EXERCISE DETAILS> Select the lines that contain "Romanovsky" and copy each of them.
— START EXTRACTED ENTRIES —
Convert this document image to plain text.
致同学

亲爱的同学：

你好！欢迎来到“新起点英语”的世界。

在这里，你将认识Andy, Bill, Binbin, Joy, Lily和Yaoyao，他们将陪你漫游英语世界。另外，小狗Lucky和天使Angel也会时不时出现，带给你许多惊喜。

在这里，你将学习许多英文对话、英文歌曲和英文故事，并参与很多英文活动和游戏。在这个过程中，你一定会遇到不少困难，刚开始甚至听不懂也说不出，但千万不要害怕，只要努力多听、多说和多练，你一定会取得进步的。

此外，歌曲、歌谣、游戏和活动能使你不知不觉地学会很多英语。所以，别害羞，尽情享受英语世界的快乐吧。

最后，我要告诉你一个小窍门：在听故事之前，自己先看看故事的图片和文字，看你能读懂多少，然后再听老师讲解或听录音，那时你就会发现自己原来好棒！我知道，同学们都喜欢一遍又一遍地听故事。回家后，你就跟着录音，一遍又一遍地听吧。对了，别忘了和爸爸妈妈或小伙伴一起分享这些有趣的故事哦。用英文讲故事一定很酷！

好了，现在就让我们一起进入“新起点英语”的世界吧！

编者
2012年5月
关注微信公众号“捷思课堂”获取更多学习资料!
— END EXTRACTED ENTRIES —
— START EXTRACTED ENTRIES —
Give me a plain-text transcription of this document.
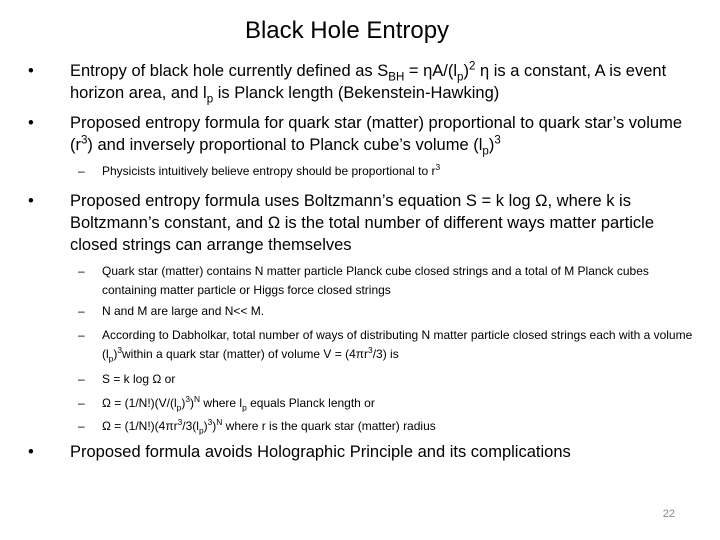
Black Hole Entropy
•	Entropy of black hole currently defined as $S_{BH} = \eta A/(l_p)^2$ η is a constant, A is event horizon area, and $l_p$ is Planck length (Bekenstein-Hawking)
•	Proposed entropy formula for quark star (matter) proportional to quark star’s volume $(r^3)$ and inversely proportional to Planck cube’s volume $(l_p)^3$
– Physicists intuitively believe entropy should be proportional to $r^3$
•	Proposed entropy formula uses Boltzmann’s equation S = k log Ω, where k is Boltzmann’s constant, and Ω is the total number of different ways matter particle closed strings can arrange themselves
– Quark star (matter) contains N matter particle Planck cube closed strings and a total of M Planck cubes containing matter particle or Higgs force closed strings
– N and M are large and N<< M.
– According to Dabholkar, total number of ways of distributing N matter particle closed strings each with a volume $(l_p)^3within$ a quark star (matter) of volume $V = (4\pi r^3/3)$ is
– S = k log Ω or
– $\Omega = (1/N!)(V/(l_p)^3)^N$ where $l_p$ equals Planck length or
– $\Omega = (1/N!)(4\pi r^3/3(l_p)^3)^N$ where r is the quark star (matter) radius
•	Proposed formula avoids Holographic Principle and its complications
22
— END EXTRACTED ENTRIES —
— START EXTRACTED ENTRIES —
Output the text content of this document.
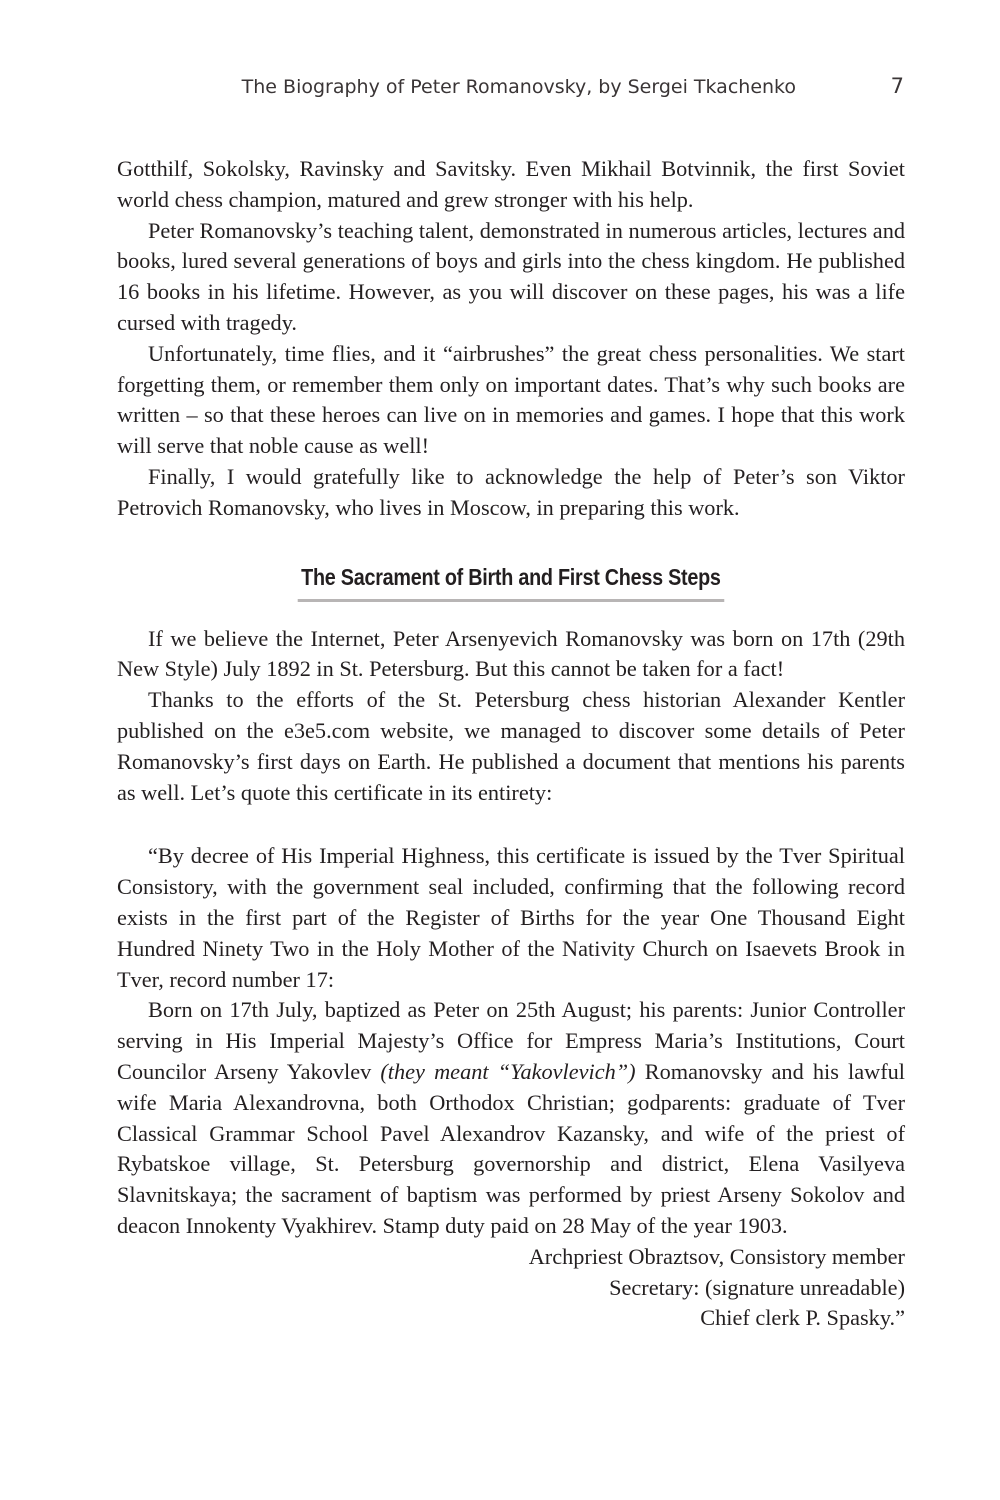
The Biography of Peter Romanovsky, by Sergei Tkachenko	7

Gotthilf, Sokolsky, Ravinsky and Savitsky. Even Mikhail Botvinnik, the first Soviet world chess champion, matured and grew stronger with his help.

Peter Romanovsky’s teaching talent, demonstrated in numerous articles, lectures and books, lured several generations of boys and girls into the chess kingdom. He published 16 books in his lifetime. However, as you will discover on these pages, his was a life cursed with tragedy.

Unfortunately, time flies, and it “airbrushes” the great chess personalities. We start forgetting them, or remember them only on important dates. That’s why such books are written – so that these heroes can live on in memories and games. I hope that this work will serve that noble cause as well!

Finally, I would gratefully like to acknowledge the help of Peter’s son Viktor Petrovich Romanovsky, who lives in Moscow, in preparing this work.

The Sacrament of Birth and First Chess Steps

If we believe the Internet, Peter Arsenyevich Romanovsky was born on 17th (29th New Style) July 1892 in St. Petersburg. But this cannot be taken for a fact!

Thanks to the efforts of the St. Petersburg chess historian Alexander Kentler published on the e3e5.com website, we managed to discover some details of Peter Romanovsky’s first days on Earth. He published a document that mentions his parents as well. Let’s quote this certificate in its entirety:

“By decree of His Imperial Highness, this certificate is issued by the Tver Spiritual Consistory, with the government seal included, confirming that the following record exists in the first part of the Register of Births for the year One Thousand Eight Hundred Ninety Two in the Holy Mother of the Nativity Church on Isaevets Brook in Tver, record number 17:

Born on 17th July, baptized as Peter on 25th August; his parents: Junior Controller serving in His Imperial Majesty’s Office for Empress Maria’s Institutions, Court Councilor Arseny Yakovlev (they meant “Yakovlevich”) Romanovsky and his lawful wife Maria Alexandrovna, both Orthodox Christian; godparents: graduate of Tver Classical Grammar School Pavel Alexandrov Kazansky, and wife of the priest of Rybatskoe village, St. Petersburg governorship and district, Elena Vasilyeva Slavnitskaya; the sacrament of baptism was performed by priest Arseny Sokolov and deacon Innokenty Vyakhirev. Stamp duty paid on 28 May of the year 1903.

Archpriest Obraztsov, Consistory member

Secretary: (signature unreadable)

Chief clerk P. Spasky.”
— END EXTRACTED ENTRIES —
TASK ANSWER>
The Biography of Peter Romanovsky, by Sergei Tkachenko	7
Peter Romanovsky’s teaching talent, demonstrated in numerous articles, lectures and books, lured several generations of boys and girls into the chess kingdom. He published 16 books in his lifetime. However, as you will discover on these pages, his was a life cursed with tragedy.
Finally, I would gratefully like to acknowledge the help of Peter’s son Viktor Petrovich Romanovsky, who lives in Moscow, in preparing this work.
If we believe the Internet, Peter Arsenyevich Romanovsky was born on 17th (29th New Style) July 1892 in St. Petersburg. But this cannot be taken for a fact!
Thanks to the efforts of the St. Petersburg chess historian Alexander Kentler published on the e3e5.com website, we managed to discover some details of Peter Romanovsky’s first days on Earth. He published a document that mentions his parents as well. Let’s quote this certificate in its entirety:
Born on 17th July, baptized as Peter on 25th August; his parents: Junior Controller serving in His Imperial Majesty’s Office for Empress Maria’s Institutions, Court Councilor Arseny Yakovlev (they meant “Yakovlevich”) Romanovsky and his lawful wife Maria Alexandrovna, both Orthodox Christian; godparents: graduate of Tver Classical Grammar School Pavel Alexandrov Kazansky, and wife of the priest of Rybatskoe village, St. Petersburg governorship and district, Elena Vasilyeva Slavnitskaya; the sacrament of baptism was performed by priest Arseny Sokolov and deacon Innokenty Vyakhirev. Stamp duty paid on 28 May of the year 1903.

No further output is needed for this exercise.